> Stated goal:
Reproduce all the entries exactly and keep the pictures out.

--- start Records for processing ---

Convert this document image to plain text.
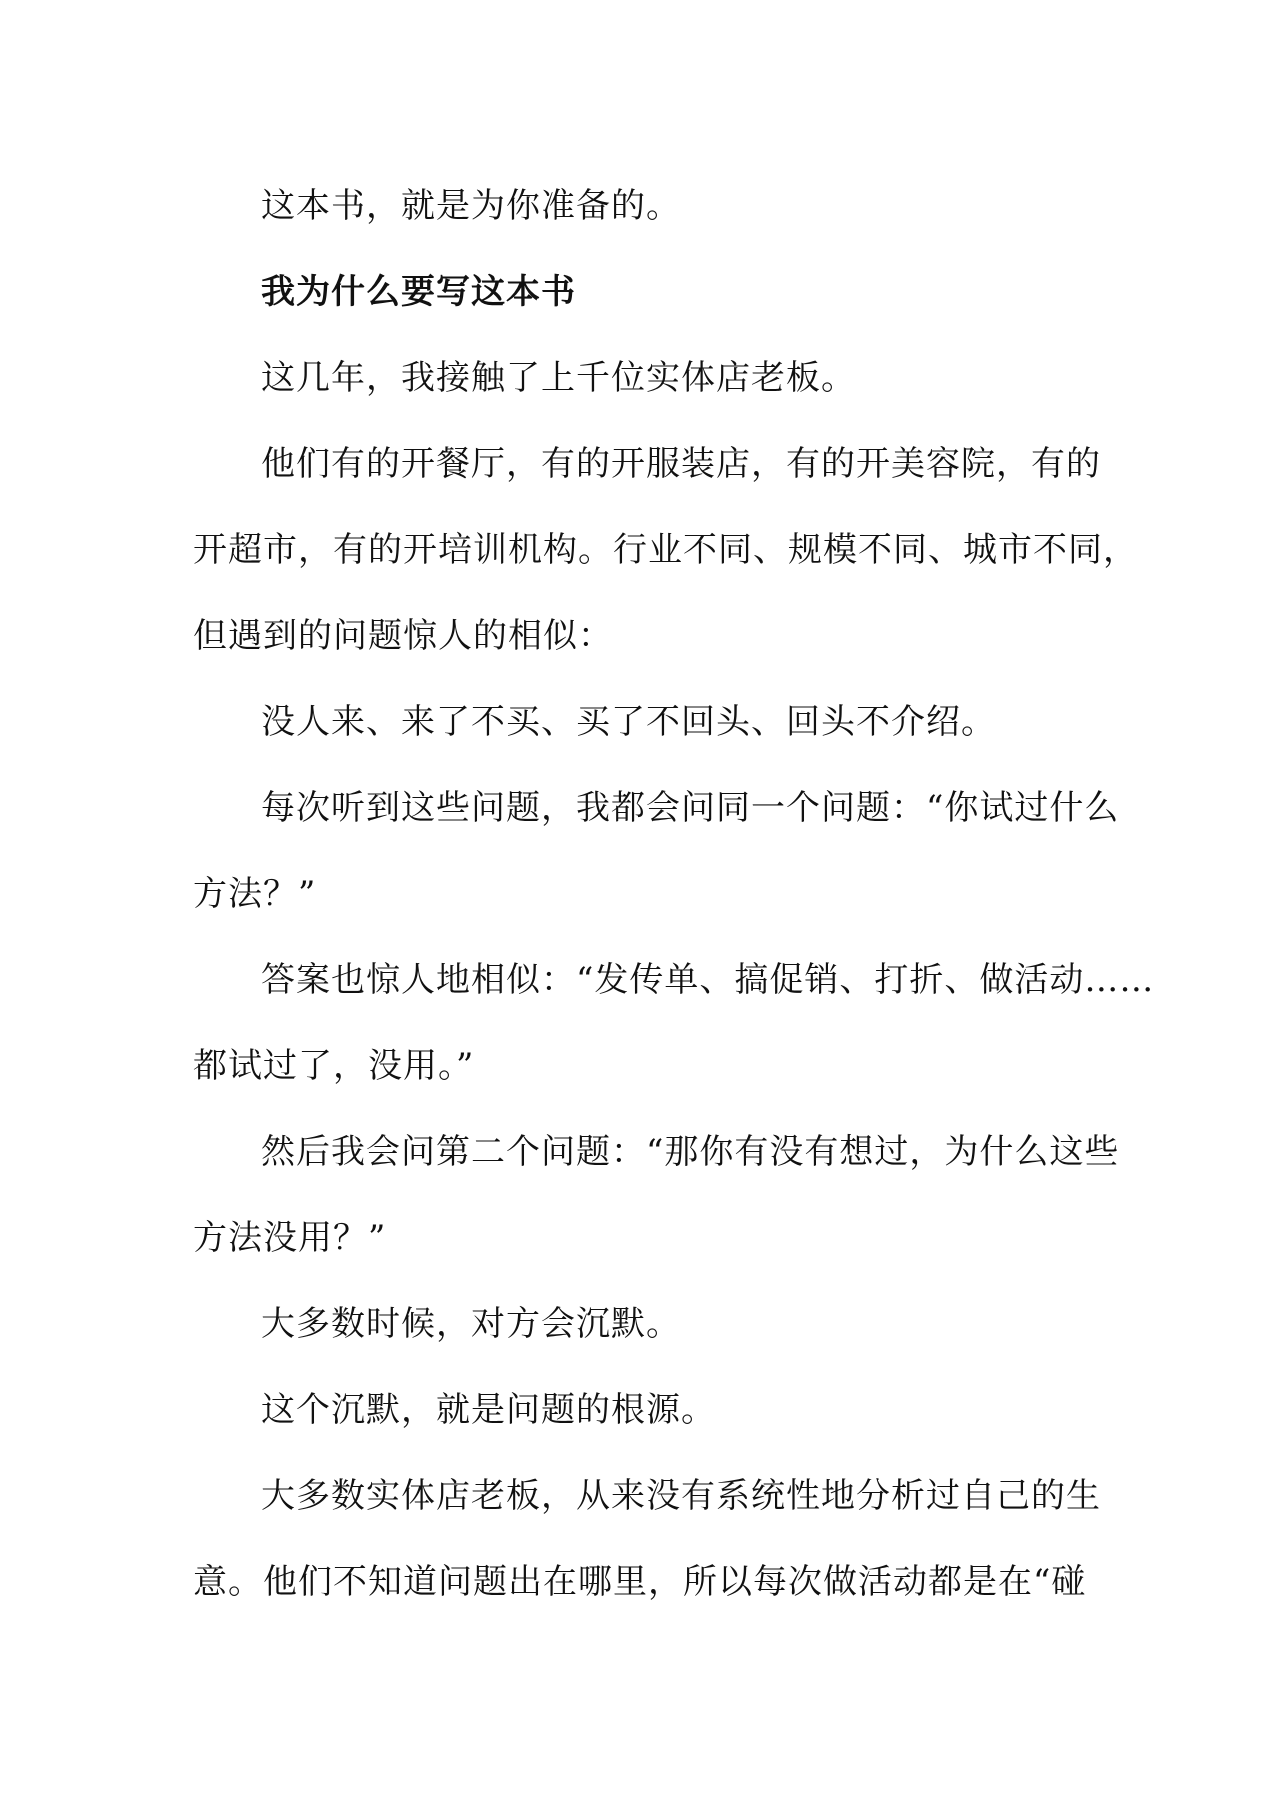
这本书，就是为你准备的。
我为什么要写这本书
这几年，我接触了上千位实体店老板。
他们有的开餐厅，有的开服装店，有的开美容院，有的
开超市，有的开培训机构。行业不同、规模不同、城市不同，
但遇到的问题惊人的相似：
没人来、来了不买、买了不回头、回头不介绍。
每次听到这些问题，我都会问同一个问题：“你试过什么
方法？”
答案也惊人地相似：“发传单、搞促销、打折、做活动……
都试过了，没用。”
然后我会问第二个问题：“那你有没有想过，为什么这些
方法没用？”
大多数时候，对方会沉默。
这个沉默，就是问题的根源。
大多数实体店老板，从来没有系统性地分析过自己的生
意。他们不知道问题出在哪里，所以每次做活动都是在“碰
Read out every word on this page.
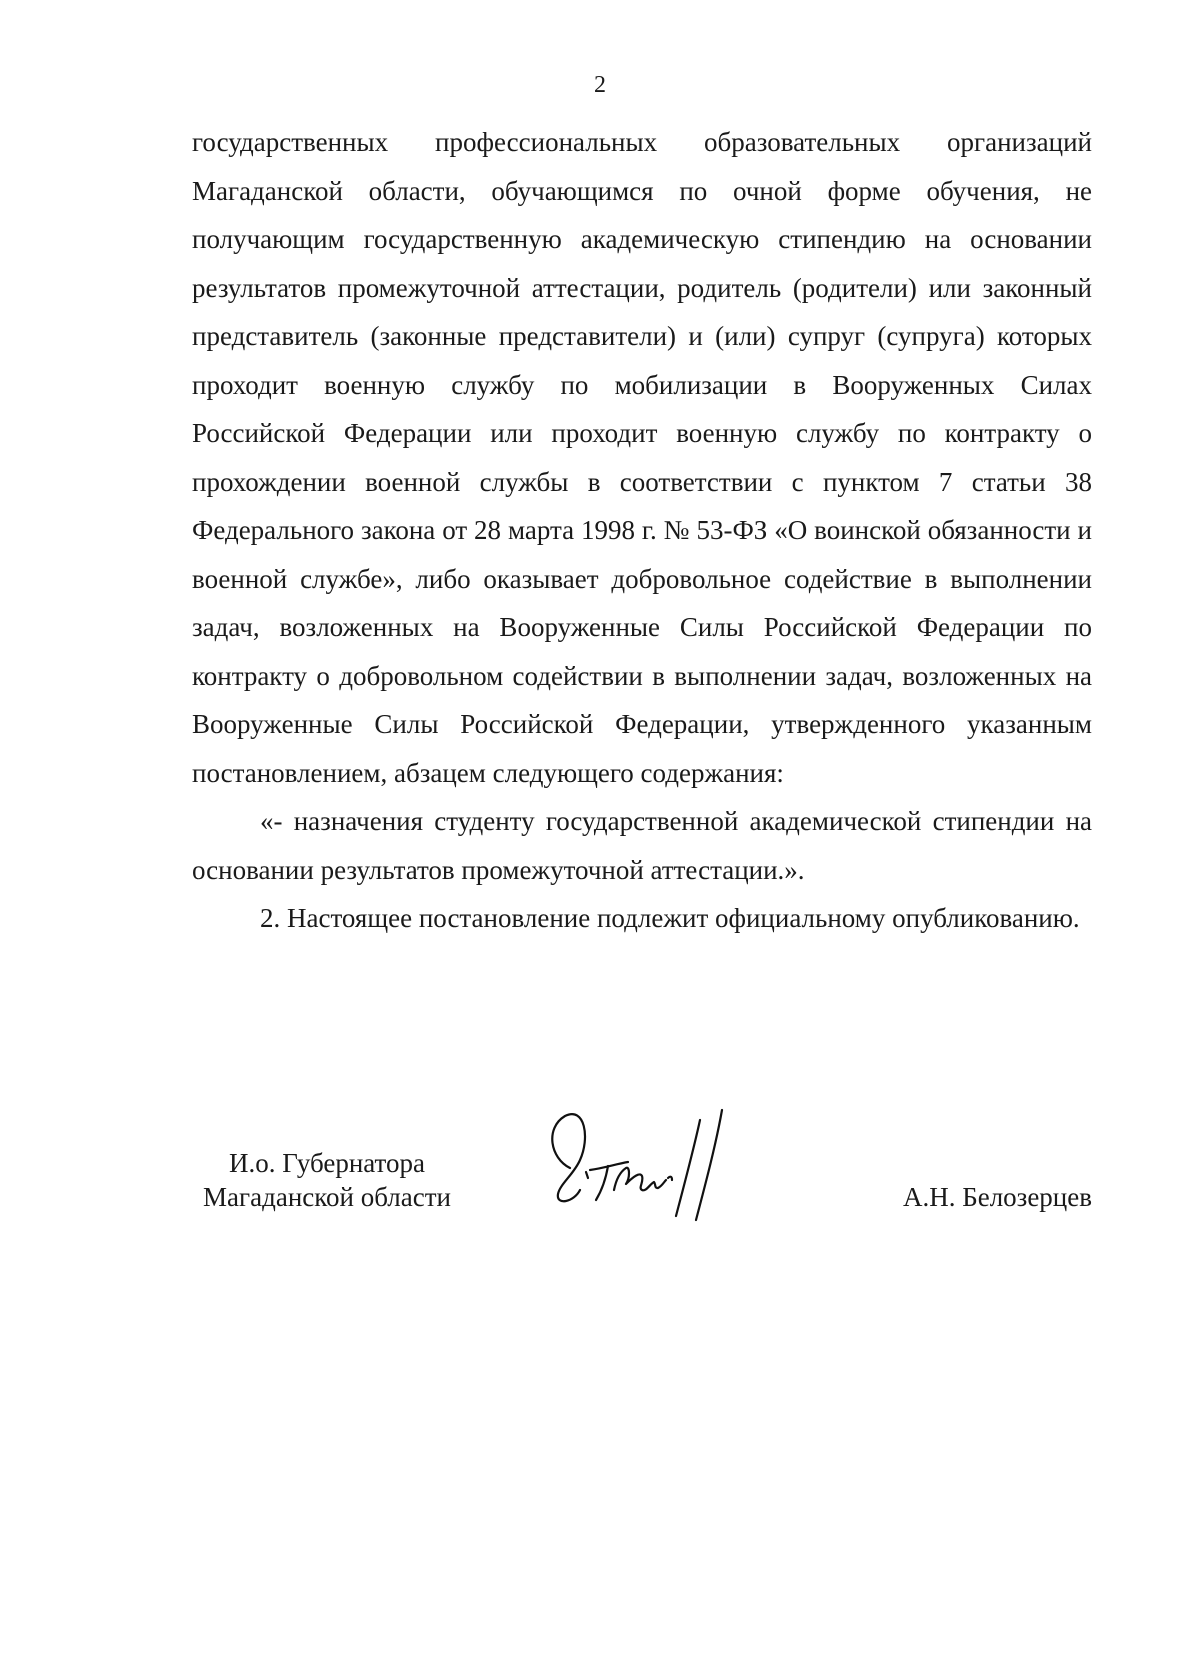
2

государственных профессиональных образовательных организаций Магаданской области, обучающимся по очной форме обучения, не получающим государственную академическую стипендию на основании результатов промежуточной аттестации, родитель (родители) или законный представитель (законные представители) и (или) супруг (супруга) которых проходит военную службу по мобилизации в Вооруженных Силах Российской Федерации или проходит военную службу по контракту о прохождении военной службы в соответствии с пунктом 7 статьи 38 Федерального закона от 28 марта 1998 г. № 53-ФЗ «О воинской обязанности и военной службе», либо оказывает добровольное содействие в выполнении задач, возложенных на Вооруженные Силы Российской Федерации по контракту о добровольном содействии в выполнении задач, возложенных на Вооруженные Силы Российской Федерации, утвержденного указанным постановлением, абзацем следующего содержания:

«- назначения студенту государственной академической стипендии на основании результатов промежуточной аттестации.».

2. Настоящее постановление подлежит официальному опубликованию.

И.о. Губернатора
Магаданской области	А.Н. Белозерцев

--- end Records for processing ---

> Output below:
Convert this document image to plain text.
这本书，就是为你准备的。
我为什么要写这本书
这几年，我接触了上千位实体店老板。
他们有的开餐厅，有的开服装店，有的开美容院，有的
开超市，有的开培训机构。行业不同、规模不同、城市不同，
但遇到的问题惊人的相似：
没人来、来了不买、买了不回头、回头不介绍。
每次听到这些问题，我都会问同一个问题：“你试过什么
方法？”
答案也惊人地相似：“发传单、搞促销、打折、做活动……
都试过了，没用。”
然后我会问第二个问题：“那你有没有想过，为什么这些
方法没用？”
大多数时候，对方会沉默。
这个沉默，就是问题的根源。
大多数实体店老板，从来没有系统性地分析过自己的生
意。他们不知道问题出在哪里，所以每次做活动都是在“碰
Read out every word on this page.
2

государственных профессиональных образовательных организаций Магаданской области, обучающимся по очной форме обучения, не получающим государственную академическую стипендию на основании результатов промежуточной аттестации, родитель (родители) или законный представитель (законные представители) и (или) супруг (супруга) которых проходит военную службу по мобилизации в Вооруженных Силах Российской Федерации или проходит военную службу по контракту о прохождении военной службы в соответствии с пунктом 7 статьи 38 Федерального закона от 28 марта 1998 г. № 53-ФЗ «О воинской обязанности и военной службе», либо оказывает добровольное содействие в выполнении задач, возложенных на Вооруженные Силы Российской Федерации по контракту о добровольном содействии в выполнении задач, возложенных на Вооруженные Силы Российской Федерации, утвержденного указанным постановлением, абзацем следующего содержания:

«- назначения студенту государственной академической стипендии на основании результатов промежуточной аттестации.».

2. Настоящее постановление подлежит официальному опубликованию.

И.о. Губернатора
Магаданской области	А.Н. Белозерцев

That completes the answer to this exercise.